(Exercise) Below are the entries; determine how many of their lines contain the string "JSON" and give that figure alone.

[Dataset entries]
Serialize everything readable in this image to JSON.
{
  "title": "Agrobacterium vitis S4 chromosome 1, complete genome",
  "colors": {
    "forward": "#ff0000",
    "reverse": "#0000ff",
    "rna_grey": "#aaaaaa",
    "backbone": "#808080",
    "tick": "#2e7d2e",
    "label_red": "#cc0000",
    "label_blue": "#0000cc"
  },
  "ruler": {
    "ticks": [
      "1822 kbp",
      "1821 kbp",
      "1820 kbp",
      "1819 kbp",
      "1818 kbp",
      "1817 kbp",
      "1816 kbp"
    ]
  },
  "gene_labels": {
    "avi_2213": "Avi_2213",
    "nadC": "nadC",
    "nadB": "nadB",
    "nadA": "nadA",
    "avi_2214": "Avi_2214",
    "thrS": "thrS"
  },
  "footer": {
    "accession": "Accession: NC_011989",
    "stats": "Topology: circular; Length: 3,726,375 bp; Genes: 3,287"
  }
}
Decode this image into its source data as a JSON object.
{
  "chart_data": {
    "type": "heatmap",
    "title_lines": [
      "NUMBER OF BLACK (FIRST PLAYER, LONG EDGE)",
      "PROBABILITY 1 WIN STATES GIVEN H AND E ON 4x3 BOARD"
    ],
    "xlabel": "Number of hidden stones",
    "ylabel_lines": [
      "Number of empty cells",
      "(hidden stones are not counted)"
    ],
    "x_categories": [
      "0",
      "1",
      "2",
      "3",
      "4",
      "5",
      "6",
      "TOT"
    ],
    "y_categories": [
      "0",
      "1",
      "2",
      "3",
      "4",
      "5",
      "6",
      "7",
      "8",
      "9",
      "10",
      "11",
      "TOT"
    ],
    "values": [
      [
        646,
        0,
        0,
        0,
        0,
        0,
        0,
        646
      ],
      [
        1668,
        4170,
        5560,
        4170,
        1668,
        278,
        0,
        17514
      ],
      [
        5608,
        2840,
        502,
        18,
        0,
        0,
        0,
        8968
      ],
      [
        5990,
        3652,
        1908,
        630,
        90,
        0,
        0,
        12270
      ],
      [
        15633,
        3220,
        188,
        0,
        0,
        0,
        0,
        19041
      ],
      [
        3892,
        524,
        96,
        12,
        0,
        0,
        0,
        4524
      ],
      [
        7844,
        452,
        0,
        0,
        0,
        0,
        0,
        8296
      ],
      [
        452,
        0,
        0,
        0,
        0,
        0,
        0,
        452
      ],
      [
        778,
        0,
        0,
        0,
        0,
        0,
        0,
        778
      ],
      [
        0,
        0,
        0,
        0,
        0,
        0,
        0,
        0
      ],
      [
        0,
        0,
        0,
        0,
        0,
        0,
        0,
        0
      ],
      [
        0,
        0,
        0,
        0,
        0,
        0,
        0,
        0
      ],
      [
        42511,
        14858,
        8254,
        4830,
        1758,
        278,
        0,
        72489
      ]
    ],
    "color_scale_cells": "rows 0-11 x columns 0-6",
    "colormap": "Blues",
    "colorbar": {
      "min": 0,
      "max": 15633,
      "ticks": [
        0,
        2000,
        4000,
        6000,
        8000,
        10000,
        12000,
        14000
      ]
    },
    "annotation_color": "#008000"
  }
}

(Answer space) 2